— Travail demandé —
Extrayez mot pour mot, du texte sur la médiation scientifique, le passage allant de « Le facteur majeur » jusqu'à « et de médiation. » inclus.

— Texte de la page —
————————

Comment favoriser le dialogue entre les citoyens et les scientifiques ? Cela influe-t-il sur le rôle et les missions du médiateur, « vulgarisateur » ?

Il y a toute une pédagogie des sciences à réinventer, à l’école mais aussi avec toutes les couches sociales des adultes, les « citoyens » curieux, décideurs ou professionnels. Cela passe en effet par de nouveaux modèles organisationnels d’interaction entre chercheurs et « grand public ». Nous avons commencé par des stages pour les scolaires où l’objectif était de leur faire découvrir la démarche scientifique sur des questions à enjeux comme la qualité de l’eau. Grâce au projet CiTIQUE, nous avons accru nos ambitions, avec désormais des stages où les citoyens participent à la découverte scientifique en analysant le contenu infectieux des tiques mordeuses collectées par d’autres citoyens et en participant à la mise en forte de résultats scientifiques inédits. Au-delà des temps forts de stages ponctuels, il y a aussi des enjeux d’interactions à distance via les réseaux sociaux, les MOOC …  Rapidement, le public engagé n’est pas seulement composé de scolaires ou de bénévoles curieux, mais aussi d’entrepreneurs, qui voient dans la démarche un potentiel d’innovation et de développement. A la suite de nos stages de laboratoire CiTIQUE, nous venons de mettre en place de nouvelles thématiques sur la qualité des sols et les pratiques agroécologiques avec des agriculteurs professionnels ou amateurs. Avec l’appui des collectivités et du territoire d’innovation « Des Hommes et des Arbres », nous visons des stages sur la forêt pour répondre à de fortes attentes du grand public, les propriétaires et les professionnels. Dans tous les cas, nous nous appuyons sur des facilitateurs associatifs et des médiateurs animateurs ayant à la fois une bonne maitrise de la démarche scientifique (peu importe la discipline) et la capacité de porter ce changement de posture qui déconstruit le stéréotype du savant. Nous sommes alors engagés avec l’Université de Lorraine sur la formation de ces médiateurs.

Le facteur majeur de ces nouvelles interactions science société, c’est le changement de posture du chercheur qui n’est plus le sachant qui ramène sa science devant le public qui écoute et apprend, mais celui qui partage ses connaissances et ses compétences pour que l’intelligence collective avec toute la diversité des participants s’engage dans une démarche scientifique et créative ; Avec formulation de la question à résoudre et des hypothèses, mise en œuvre d’une démarche d’expérimentation ou d’observation, analyse et publication des résultats. Ce changement de posture demande des espaces particuliers de type « tiers lieux ». Notre infrastructure Tous Chercheurs en Lorraine met pour cela à disposition des espaces fonctionnels, des moyens d’analyse et d’expérimentation, un modèle d’organisation et de médiation.

————————

— Données fournies —
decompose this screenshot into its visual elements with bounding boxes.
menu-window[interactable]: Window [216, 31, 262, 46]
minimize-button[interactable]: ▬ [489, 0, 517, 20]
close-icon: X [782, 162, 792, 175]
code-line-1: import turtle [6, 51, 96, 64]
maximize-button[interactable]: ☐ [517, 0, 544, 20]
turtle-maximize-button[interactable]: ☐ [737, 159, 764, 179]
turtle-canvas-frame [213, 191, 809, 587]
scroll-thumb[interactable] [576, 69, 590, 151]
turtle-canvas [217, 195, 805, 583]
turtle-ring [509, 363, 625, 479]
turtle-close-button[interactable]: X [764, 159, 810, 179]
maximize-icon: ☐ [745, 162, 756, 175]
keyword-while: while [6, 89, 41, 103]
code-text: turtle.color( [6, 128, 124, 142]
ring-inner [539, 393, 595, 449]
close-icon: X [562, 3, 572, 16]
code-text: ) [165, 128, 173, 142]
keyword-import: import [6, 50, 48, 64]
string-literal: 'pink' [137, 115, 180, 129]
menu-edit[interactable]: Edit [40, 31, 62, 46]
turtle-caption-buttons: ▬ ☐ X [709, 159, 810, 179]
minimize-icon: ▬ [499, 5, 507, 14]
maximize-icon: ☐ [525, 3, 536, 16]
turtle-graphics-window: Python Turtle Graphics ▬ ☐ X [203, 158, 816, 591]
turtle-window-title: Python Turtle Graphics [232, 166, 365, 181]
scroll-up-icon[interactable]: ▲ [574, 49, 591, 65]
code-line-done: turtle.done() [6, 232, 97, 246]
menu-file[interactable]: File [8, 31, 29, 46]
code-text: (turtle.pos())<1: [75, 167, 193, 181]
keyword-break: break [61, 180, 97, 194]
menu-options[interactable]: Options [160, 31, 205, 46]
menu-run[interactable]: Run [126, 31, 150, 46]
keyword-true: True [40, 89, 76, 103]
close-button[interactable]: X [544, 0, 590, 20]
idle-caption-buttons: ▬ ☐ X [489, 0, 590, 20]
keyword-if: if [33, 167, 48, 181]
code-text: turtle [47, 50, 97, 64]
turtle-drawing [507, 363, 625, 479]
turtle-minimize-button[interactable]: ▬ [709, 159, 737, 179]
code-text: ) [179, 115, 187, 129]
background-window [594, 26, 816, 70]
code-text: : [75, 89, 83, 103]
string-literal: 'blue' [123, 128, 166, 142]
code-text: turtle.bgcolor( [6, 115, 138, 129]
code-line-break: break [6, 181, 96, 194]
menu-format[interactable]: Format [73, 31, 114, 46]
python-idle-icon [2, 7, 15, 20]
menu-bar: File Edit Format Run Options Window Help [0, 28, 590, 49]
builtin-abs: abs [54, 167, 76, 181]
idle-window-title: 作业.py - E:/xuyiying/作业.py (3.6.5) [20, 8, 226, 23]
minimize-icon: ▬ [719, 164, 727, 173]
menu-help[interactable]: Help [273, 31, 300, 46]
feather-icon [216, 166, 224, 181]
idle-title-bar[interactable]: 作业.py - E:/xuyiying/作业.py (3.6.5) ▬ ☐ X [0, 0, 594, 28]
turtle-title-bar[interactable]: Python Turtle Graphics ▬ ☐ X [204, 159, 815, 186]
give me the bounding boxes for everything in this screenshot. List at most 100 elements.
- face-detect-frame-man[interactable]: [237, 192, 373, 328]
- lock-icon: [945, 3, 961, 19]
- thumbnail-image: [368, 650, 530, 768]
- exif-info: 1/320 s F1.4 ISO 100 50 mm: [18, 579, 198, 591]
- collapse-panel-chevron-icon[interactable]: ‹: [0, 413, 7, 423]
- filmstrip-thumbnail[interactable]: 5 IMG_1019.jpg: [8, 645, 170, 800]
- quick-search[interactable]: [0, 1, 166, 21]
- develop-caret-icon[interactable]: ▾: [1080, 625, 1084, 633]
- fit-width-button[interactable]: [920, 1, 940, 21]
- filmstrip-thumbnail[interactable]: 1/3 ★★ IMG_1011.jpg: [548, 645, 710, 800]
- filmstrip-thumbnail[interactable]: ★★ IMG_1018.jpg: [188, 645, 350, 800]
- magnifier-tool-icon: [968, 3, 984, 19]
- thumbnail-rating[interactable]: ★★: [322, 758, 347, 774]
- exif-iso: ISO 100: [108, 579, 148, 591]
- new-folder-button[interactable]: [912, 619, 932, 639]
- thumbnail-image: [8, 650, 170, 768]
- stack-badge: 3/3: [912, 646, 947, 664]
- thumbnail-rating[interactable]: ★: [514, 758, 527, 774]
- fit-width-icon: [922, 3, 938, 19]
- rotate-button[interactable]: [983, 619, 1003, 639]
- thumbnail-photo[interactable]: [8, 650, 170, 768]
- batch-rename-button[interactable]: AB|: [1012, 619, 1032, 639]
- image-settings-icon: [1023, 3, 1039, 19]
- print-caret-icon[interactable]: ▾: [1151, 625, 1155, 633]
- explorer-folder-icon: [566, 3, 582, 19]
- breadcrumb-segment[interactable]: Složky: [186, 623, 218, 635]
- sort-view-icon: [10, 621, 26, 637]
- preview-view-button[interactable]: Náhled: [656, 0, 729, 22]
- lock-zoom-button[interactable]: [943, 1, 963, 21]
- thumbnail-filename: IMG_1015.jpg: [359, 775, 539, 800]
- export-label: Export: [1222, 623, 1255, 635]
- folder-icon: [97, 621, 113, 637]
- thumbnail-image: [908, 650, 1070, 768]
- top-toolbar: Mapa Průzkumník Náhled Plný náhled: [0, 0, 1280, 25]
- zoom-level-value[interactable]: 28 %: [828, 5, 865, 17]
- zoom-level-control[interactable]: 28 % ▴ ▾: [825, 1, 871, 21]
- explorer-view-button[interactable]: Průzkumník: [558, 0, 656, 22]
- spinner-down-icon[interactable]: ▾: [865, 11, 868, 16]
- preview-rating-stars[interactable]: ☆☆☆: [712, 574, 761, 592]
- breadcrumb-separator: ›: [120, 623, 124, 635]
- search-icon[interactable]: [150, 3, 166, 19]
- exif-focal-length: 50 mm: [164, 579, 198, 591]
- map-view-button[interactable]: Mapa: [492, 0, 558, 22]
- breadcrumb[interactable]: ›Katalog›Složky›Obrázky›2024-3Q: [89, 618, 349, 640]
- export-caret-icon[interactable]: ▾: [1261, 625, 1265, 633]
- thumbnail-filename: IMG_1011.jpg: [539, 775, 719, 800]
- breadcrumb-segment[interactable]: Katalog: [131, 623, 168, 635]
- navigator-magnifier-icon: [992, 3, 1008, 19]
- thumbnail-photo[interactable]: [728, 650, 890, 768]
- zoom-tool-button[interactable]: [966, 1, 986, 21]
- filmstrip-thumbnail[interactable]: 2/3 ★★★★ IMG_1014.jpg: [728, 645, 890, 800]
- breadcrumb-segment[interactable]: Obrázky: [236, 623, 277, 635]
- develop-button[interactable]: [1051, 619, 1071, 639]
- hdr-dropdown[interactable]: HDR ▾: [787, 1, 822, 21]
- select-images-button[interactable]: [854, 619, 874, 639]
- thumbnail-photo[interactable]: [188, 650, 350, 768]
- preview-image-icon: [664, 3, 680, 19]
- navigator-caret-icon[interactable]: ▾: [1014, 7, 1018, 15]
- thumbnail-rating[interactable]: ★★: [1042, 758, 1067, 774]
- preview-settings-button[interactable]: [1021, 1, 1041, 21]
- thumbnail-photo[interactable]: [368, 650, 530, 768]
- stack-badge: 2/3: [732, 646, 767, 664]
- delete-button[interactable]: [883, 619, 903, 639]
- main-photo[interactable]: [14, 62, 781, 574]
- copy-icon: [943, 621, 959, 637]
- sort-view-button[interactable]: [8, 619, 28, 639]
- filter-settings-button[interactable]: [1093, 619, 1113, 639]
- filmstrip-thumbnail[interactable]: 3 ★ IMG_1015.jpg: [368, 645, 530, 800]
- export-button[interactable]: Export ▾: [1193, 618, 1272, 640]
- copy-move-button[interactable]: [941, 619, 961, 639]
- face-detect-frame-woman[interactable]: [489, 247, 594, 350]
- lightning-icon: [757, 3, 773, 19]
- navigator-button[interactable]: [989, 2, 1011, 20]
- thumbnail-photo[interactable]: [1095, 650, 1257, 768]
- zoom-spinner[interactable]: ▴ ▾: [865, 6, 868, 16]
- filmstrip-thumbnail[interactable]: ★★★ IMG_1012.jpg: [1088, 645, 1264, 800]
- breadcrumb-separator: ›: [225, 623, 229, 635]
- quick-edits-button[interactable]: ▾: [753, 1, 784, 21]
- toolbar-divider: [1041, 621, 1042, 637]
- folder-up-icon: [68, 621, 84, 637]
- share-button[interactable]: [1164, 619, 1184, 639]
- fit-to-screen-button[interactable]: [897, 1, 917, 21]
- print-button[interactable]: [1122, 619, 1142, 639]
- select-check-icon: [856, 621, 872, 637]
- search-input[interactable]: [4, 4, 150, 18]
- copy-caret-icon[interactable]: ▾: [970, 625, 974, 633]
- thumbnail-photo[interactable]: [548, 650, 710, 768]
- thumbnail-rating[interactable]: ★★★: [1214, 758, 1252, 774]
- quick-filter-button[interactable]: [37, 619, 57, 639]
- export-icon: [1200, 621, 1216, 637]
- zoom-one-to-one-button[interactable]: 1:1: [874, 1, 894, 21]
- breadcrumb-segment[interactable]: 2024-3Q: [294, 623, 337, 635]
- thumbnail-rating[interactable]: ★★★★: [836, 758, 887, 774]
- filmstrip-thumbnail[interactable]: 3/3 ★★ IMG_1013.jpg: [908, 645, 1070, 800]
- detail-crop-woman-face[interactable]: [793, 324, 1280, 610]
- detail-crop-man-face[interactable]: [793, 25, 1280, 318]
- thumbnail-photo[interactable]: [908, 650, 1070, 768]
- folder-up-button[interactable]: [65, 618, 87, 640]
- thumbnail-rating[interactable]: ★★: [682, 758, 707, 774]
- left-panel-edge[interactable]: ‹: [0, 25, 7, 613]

————————

— Résultat ci-dessous —
Le facteur majeur de ces nouvelles interactions science société, c’est le changement de posture du chercheur qui n’est plus le sachant qui ramène sa science devant le public qui écoute et apprend, mais celui qui partage ses connaissances et ses compétences pour que l’intelligence collective avec toute la diversité des participants s’engage dans une démarche scientifique et créative ; Avec formulation de la question à résoudre et des hypothèses, mise en œuvre d’une démarche d’expérimentation ou d’observation, analyse et publication des résultats. Ce changement de posture demande des espaces particuliers de type « tiers lieux ». Notre infrastructure Tous Chercheurs en Lorraine met pour cela à disposition des espaces fonctionnels, des moyens d’analyse et d’expérimentation, un modèle d’organisation et de médiation.